◆ Brief
Copy out the data below verbatim.

◆ Dataset rows
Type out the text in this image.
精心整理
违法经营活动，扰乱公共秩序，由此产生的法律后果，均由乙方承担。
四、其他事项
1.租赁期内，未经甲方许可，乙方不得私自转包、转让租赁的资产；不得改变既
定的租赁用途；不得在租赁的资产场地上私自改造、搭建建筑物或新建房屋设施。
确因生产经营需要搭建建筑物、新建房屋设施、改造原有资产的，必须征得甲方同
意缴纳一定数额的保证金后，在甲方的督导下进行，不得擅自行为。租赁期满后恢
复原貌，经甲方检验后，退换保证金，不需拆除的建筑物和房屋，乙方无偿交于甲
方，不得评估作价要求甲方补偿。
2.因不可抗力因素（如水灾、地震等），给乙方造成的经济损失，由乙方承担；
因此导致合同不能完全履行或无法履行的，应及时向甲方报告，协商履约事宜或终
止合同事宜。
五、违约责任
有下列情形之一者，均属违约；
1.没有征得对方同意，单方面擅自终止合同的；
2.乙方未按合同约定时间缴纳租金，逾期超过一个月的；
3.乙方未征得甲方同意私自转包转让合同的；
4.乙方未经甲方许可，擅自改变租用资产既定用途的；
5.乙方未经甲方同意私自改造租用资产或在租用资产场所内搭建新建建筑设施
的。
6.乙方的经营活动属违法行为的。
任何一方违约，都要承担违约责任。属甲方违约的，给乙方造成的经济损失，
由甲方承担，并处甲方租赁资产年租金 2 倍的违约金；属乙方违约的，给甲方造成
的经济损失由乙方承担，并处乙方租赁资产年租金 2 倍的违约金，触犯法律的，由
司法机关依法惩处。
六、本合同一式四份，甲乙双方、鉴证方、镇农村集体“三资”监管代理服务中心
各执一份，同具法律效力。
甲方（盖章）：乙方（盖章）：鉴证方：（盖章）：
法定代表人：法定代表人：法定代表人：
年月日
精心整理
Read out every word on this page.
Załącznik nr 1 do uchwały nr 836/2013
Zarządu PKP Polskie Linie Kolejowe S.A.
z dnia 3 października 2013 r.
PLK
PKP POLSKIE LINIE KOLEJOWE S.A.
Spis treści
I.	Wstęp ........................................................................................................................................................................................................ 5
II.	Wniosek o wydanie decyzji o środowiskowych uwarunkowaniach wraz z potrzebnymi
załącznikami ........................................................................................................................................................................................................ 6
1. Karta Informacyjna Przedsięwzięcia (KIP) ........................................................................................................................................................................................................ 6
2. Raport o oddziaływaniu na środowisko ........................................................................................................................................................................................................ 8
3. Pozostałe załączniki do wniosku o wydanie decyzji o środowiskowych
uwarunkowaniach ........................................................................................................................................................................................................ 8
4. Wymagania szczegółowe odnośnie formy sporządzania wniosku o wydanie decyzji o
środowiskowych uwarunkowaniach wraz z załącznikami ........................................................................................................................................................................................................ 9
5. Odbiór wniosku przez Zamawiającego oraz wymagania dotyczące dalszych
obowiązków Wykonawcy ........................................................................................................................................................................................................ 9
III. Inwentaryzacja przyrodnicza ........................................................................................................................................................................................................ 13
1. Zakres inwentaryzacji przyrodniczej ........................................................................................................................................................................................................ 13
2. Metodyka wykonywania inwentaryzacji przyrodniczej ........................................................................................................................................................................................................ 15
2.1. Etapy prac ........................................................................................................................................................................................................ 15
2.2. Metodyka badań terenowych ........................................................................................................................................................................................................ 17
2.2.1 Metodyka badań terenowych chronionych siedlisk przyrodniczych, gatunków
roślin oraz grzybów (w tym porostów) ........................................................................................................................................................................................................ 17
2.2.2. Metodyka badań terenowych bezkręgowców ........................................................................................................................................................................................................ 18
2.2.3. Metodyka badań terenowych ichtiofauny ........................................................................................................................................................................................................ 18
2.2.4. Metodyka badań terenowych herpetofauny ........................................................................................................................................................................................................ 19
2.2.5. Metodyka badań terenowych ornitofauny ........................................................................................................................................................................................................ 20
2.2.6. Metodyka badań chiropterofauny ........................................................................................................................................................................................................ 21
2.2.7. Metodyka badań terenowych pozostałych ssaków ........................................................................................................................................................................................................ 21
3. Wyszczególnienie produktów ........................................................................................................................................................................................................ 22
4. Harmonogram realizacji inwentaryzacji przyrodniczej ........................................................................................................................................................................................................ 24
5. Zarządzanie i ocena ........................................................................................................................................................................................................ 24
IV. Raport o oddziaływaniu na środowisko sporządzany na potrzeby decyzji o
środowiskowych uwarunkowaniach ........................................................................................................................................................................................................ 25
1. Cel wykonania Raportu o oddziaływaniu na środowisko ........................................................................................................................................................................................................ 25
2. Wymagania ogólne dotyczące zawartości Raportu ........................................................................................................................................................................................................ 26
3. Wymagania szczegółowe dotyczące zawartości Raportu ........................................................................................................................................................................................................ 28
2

◆ Exercise response
Type out the text in this image.
精心整理
违法经营活动，扰乱公共秩序，由此产生的法律后果，均由乙方承担。
四、其他事项
1.租赁期内，未经甲方许可，乙方不得私自转包、转让租赁的资产；不得改变既
定的租赁用途；不得在租赁的资产场地上私自改造、搭建建筑物或新建房屋设施。
确因生产经营需要搭建建筑物、新建房屋设施、改造原有资产的，必须征得甲方同
意缴纳一定数额的保证金后，在甲方的督导下进行，不得擅自行为。租赁期满后恢
复原貌，经甲方检验后，退换保证金，不需拆除的建筑物和房屋，乙方无偿交于甲
方，不得评估作价要求甲方补偿。
2.因不可抗力因素（如水灾、地震等），给乙方造成的经济损失，由乙方承担；
因此导致合同不能完全履行或无法履行的，应及时向甲方报告，协商履约事宜或终
止合同事宜。
五、违约责任
有下列情形之一者，均属违约；
1.没有征得对方同意，单方面擅自终止合同的；
2.乙方未按合同约定时间缴纳租金，逾期超过一个月的；
3.乙方未征得甲方同意私自转包转让合同的；
4.乙方未经甲方许可，擅自改变租用资产既定用途的；
5.乙方未经甲方同意私自改造租用资产或在租用资产场所内搭建新建建筑设施
的。
6.乙方的经营活动属违法行为的。
任何一方违约，都要承担违约责任。属甲方违约的，给乙方造成的经济损失，
由甲方承担，并处甲方租赁资产年租金 2 倍的违约金；属乙方违约的，给甲方造成
的经济损失由乙方承担，并处乙方租赁资产年租金 2 倍的违约金，触犯法律的，由
司法机关依法惩处。
六、本合同一式四份，甲乙双方、鉴证方、镇农村集体“三资”监管代理服务中心
各执一份，同具法律效力。
甲方（盖章）：乙方（盖章）：鉴证方：（盖章）：
法定代表人：法定代表人：法定代表人：
年月日
精心整理
Read out every word on this page.
Załącznik nr 1 do uchwały nr 836/2013
Zarządu PKP Polskie Linie Kolejowe S.A.
z dnia 3 października 2013 r.
PLK
PKP POLSKIE LINIE KOLEJOWE S.A.
Spis treści
I.	Wstęp ........................................................................................................................................................................................................ 5
II.	Wniosek o wydanie decyzji o środowiskowych uwarunkowaniach wraz z potrzebnymi
załącznikami ........................................................................................................................................................................................................ 6
1. Karta Informacyjna Przedsięwzięcia (KIP) ........................................................................................................................................................................................................ 6
2. Raport o oddziaływaniu na środowisko ........................................................................................................................................................................................................ 8
3. Pozostałe załączniki do wniosku o wydanie decyzji o środowiskowych
uwarunkowaniach ........................................................................................................................................................................................................ 8
4. Wymagania szczegółowe odnośnie formy sporządzania wniosku o wydanie decyzji o
środowiskowych uwarunkowaniach wraz z załącznikami ........................................................................................................................................................................................................ 9
5. Odbiór wniosku przez Zamawiającego oraz wymagania dotyczące dalszych
obowiązków Wykonawcy ........................................................................................................................................................................................................ 9
III. Inwentaryzacja przyrodnicza ........................................................................................................................................................................................................ 13
1. Zakres inwentaryzacji przyrodniczej ........................................................................................................................................................................................................ 13
2. Metodyka wykonywania inwentaryzacji przyrodniczej ........................................................................................................................................................................................................ 15
2.1. Etapy prac ........................................................................................................................................................................................................ 15
2.2. Metodyka badań terenowych ........................................................................................................................................................................................................ 17
2.2.1 Metodyka badań terenowych chronionych siedlisk przyrodniczych, gatunków
roślin oraz grzybów (w tym porostów) ........................................................................................................................................................................................................ 17
2.2.2. Metodyka badań terenowych bezkręgowców ........................................................................................................................................................................................................ 18
2.2.3. Metodyka badań terenowych ichtiofauny ........................................................................................................................................................................................................ 18
2.2.4. Metodyka badań terenowych herpetofauny ........................................................................................................................................................................................................ 19
2.2.5. Metodyka badań terenowych ornitofauny ........................................................................................................................................................................................................ 20
2.2.6. Metodyka badań chiropterofauny ........................................................................................................................................................................................................ 21
2.2.7. Metodyka badań terenowych pozostałych ssaków ........................................................................................................................................................................................................ 21
3. Wyszczególnienie produktów ........................................................................................................................................................................................................ 22
4. Harmonogram realizacji inwentaryzacji przyrodniczej ........................................................................................................................................................................................................ 24
5. Zarządzanie i ocena ........................................................................................................................................................................................................ 24
IV. Raport o oddziaływaniu na środowisko sporządzany na potrzeby decyzji o
środowiskowych uwarunkowaniach ........................................................................................................................................................................................................ 25
1. Cel wykonania Raportu o oddziaływaniu na środowisko ........................................................................................................................................................................................................ 25
2. Wymagania ogólne dotyczące zawartości Raportu ........................................................................................................................................................................................................ 26
3. Wymagania szczegółowe dotyczące zawartości Raportu ........................................................................................................................................................................................................ 28
2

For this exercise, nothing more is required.